PROMPT - Reproduce each line of the material below verbatim, without any alteration.

----- MATERIAL SUPPLIED

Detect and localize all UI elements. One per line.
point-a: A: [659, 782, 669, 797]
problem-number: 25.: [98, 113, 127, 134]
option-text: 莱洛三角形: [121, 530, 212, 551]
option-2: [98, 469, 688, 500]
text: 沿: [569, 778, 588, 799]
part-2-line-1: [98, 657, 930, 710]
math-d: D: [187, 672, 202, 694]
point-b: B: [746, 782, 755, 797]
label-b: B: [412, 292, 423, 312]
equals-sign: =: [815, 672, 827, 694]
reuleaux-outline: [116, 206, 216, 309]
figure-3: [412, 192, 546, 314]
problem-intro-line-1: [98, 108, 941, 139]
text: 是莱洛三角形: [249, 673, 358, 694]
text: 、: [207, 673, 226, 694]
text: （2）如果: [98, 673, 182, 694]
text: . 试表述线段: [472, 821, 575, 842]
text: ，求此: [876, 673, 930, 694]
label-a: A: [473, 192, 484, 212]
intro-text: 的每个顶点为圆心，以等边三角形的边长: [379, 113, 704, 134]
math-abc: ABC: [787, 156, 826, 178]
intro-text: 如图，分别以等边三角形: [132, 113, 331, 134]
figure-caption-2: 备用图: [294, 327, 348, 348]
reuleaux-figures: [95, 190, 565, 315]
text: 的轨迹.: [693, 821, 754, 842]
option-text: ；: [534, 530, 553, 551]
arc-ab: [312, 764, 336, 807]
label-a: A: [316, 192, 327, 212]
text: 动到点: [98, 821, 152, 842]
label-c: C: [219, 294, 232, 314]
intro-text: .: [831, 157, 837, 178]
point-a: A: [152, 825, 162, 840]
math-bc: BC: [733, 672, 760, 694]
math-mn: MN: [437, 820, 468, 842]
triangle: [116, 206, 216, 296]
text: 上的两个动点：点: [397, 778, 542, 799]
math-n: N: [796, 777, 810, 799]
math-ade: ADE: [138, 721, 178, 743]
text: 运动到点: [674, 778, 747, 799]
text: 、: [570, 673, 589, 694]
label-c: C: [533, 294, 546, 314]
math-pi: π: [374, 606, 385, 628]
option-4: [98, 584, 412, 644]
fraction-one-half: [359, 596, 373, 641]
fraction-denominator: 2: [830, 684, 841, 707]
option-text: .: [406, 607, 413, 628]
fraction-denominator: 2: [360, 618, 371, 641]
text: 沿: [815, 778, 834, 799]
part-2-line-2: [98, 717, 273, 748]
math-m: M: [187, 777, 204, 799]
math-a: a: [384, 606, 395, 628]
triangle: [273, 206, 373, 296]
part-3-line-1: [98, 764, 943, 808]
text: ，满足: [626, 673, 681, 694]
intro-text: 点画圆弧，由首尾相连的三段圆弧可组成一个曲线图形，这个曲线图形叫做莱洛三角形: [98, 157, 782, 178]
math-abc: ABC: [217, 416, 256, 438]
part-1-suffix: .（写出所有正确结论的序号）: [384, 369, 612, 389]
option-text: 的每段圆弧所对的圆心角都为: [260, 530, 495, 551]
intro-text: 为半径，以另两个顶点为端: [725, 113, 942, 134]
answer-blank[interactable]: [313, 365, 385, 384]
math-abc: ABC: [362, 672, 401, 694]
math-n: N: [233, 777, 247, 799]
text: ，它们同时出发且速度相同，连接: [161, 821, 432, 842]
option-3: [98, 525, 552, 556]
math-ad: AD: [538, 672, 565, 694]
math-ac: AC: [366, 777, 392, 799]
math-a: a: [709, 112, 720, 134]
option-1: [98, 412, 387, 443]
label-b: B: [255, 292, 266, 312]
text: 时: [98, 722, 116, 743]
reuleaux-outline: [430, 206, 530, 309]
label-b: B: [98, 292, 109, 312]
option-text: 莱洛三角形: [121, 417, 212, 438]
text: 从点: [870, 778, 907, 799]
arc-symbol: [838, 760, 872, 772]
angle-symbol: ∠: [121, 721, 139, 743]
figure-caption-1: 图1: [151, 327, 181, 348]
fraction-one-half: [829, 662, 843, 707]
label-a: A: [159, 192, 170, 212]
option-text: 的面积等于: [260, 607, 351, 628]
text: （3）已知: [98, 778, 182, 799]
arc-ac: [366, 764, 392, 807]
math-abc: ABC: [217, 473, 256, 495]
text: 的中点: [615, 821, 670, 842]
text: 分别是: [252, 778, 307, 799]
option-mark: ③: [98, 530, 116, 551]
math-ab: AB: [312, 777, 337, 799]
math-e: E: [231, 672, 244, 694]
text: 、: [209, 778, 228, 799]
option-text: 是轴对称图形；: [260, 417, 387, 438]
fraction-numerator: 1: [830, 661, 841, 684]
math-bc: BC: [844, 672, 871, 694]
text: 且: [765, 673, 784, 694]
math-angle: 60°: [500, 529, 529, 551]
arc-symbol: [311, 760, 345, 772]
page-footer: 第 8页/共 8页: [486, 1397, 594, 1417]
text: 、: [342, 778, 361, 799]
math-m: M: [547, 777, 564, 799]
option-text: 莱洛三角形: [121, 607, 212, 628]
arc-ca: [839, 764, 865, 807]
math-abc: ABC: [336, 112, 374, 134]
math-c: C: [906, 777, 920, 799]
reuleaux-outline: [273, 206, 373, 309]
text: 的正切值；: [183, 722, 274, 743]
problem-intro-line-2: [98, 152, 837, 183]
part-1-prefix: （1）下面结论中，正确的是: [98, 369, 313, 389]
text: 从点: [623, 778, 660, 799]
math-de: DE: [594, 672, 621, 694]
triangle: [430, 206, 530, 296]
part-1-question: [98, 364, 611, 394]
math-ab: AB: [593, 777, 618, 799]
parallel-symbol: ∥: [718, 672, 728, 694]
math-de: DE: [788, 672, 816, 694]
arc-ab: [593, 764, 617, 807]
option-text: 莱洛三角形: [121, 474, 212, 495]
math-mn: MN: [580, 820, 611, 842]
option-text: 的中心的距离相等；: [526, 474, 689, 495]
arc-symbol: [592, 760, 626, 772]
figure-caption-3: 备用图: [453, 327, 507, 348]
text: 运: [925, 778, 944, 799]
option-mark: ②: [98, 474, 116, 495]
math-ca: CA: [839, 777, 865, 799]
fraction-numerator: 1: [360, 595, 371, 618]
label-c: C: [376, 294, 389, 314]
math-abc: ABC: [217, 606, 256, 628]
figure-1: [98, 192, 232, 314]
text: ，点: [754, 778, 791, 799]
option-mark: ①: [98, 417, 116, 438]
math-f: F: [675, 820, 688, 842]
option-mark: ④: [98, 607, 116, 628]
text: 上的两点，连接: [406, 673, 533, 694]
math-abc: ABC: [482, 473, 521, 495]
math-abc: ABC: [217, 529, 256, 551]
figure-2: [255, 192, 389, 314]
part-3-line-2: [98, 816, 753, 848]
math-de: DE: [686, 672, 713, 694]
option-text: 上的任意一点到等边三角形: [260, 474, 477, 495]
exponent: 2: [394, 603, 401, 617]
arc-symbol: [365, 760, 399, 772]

----------

FINISHED ANSWER -
Detect and localize all UI elements. One per line.
point-a: A: [659, 782, 669, 797]
problem-number: 25.: [98, 113, 127, 134]
option-text: 莱洛三角形: [121, 530, 212, 551]
option-2: [98, 469, 688, 500]
text: 沿: [569, 778, 588, 799]
part-2-line-1: [98, 657, 930, 710]
math-d: D: [187, 672, 202, 694]
point-b: B: [746, 782, 755, 797]
label-b: B: [412, 292, 423, 312]
equals-sign: =: [815, 672, 827, 694]
reuleaux-outline: [116, 206, 216, 309]
figure-3: [412, 192, 546, 314]
problem-intro-line-1: [98, 108, 941, 139]
text: 是莱洛三角形: [249, 673, 358, 694]
text: 、: [207, 673, 226, 694]
text: （2）如果: [98, 673, 182, 694]
text: . 试表述线段: [472, 821, 575, 842]
text: ，求此: [876, 673, 930, 694]
label-a: A: [473, 192, 484, 212]
intro-text: 的每个顶点为圆心，以等边三角形的边长: [379, 113, 704, 134]
math-abc: ABC: [787, 156, 826, 178]
intro-text: 如图，分别以等边三角形: [132, 113, 331, 134]
figure-caption-2: 备用图: [294, 327, 348, 348]
reuleaux-figures: [95, 190, 565, 315]
text: 的轨迹.: [693, 821, 754, 842]
option-text: ；: [534, 530, 553, 551]
arc-ab: [312, 764, 336, 807]
label-a: A: [316, 192, 327, 212]
text: 动到点: [98, 821, 152, 842]
label-c: C: [219, 294, 232, 314]
intro-text: .: [831, 157, 837, 178]
point-a: A: [152, 825, 162, 840]
math-bc: BC: [733, 672, 760, 694]
math-mn: MN: [437, 820, 468, 842]
triangle: [116, 206, 216, 296]
text: 上的两个动点：点: [397, 778, 542, 799]
math-n: N: [796, 777, 810, 799]
math-ade: ADE: [138, 721, 178, 743]
text: 运动到点: [674, 778, 747, 799]
text: 、: [570, 673, 589, 694]
label-c: C: [533, 294, 546, 314]
math-pi: π: [374, 606, 385, 628]
option-4: [98, 584, 412, 644]
fraction-one-half: [359, 596, 373, 641]
fraction-denominator: 2: [830, 684, 841, 707]
option-text: .: [406, 607, 413, 628]
fraction-denominator: 2: [360, 618, 371, 641]
text: 沿: [815, 778, 834, 799]
part-2-line-2: [98, 717, 273, 748]
math-m: M: [187, 777, 204, 799]
math-a: a: [384, 606, 395, 628]
triangle: [273, 206, 373, 296]
part-3-line-1: [98, 764, 943, 808]
text: ，满足: [626, 673, 681, 694]
intro-text: 点画圆弧，由首尾相连的三段圆弧可组成一个曲线图形，这个曲线图形叫做莱洛三角形: [98, 157, 782, 178]
math-abc: ABC: [217, 416, 256, 438]
part-1-suffix: .（写出所有正确结论的序号）: [384, 369, 612, 389]
option-text: 的每段圆弧所对的圆心角都为: [260, 530, 495, 551]
intro-text: 为半径，以另两个顶点为端: [725, 113, 942, 134]
answer-blank[interactable]: [313, 365, 385, 384]
math-abc: ABC: [362, 672, 401, 694]
math-n: N: [233, 777, 247, 799]
text: ，它们同时出发且速度相同，连接: [161, 821, 432, 842]
option-3: [98, 525, 552, 556]
math-ad: AD: [538, 672, 565, 694]
math-ac: AC: [366, 777, 392, 799]
math-a: a: [709, 112, 720, 134]
option-1: [98, 412, 387, 443]
label-b: B: [255, 292, 266, 312]
text: 时: [98, 722, 116, 743]
reuleaux-outline: [430, 206, 530, 309]
label-b: B: [98, 292, 109, 312]
option-text: 莱洛三角形: [121, 417, 212, 438]
text: 从点: [870, 778, 907, 799]
arc-symbol: [838, 760, 872, 772]
angle-symbol: ∠: [121, 721, 139, 743]
figure-caption-1: 图1: [151, 327, 181, 348]
fraction-one-half: [829, 662, 843, 707]
label-a: A: [159, 192, 170, 212]
option-text: 的面积等于: [260, 607, 351, 628]
text: （3）已知: [98, 778, 182, 799]
arc-ac: [366, 764, 392, 807]
math-abc: ABC: [217, 473, 256, 495]
text: 的中点: [615, 821, 670, 842]
text: 分别是: [252, 778, 307, 799]
option-mark: ③: [98, 530, 116, 551]
math-ab: AB: [312, 777, 337, 799]
math-e: E: [231, 672, 244, 694]
text: 、: [209, 778, 228, 799]
option-text: 是轴对称图形；: [260, 417, 387, 438]
fraction-numerator: 1: [830, 661, 841, 684]
math-bc: BC: [844, 672, 871, 694]
text: 且: [765, 673, 784, 694]
math-angle: 60°: [500, 529, 529, 551]
arc-symbol: [311, 760, 345, 772]
page-footer: 第 8页/共 8页: [486, 1397, 594, 1417]
text: 、: [342, 778, 361, 799]
math-m: M: [547, 777, 564, 799]
option-text: 莱洛三角形: [121, 607, 212, 628]
arc-ca: [839, 764, 865, 807]
math-abc: ABC: [336, 112, 374, 134]
math-c: C: [906, 777, 920, 799]
reuleaux-outline: [273, 206, 373, 309]
text: 的正切值；: [183, 722, 274, 743]
problem-intro-line-2: [98, 152, 837, 183]
part-1-prefix: （1）下面结论中，正确的是: [98, 369, 313, 389]
text: 从点: [623, 778, 660, 799]
math-de: DE: [594, 672, 621, 694]
triangle: [430, 206, 530, 296]
part-1-question: [98, 364, 611, 394]
math-ab: AB: [593, 777, 618, 799]
parallel-symbol: ∥: [718, 672, 728, 694]
math-de: DE: [788, 672, 816, 694]
arc-ab: [593, 764, 617, 807]
option-text: 莱洛三角形: [121, 474, 212, 495]
math-mn: MN: [580, 820, 611, 842]
option-text: 的中心的距离相等；: [526, 474, 689, 495]
arc-symbol: [592, 760, 626, 772]
figure-caption-3: 备用图: [453, 327, 507, 348]
text: 运: [925, 778, 944, 799]
option-mark: ②: [98, 474, 116, 495]
math-ca: CA: [839, 777, 865, 799]
fraction-numerator: 1: [360, 595, 371, 618]
label-c: C: [376, 294, 389, 314]
math-abc: ABC: [217, 606, 256, 628]
figure-1: [98, 192, 232, 314]
text: ，点: [754, 778, 791, 799]
option-mark: ①: [98, 417, 116, 438]
math-f: F: [675, 820, 688, 842]
option-mark: ④: [98, 607, 116, 628]
text: 上的两点，连接: [406, 673, 533, 694]
math-abc: ABC: [482, 473, 521, 495]
math-abc: ABC: [217, 529, 256, 551]
figure-2: [255, 192, 389, 314]
part-3-line-2: [98, 816, 753, 848]
math-de: DE: [686, 672, 713, 694]
option-text: 上的任意一点到等边三角形: [260, 474, 477, 495]
exponent: 2: [394, 603, 401, 617]
arc-symbol: [365, 760, 399, 772]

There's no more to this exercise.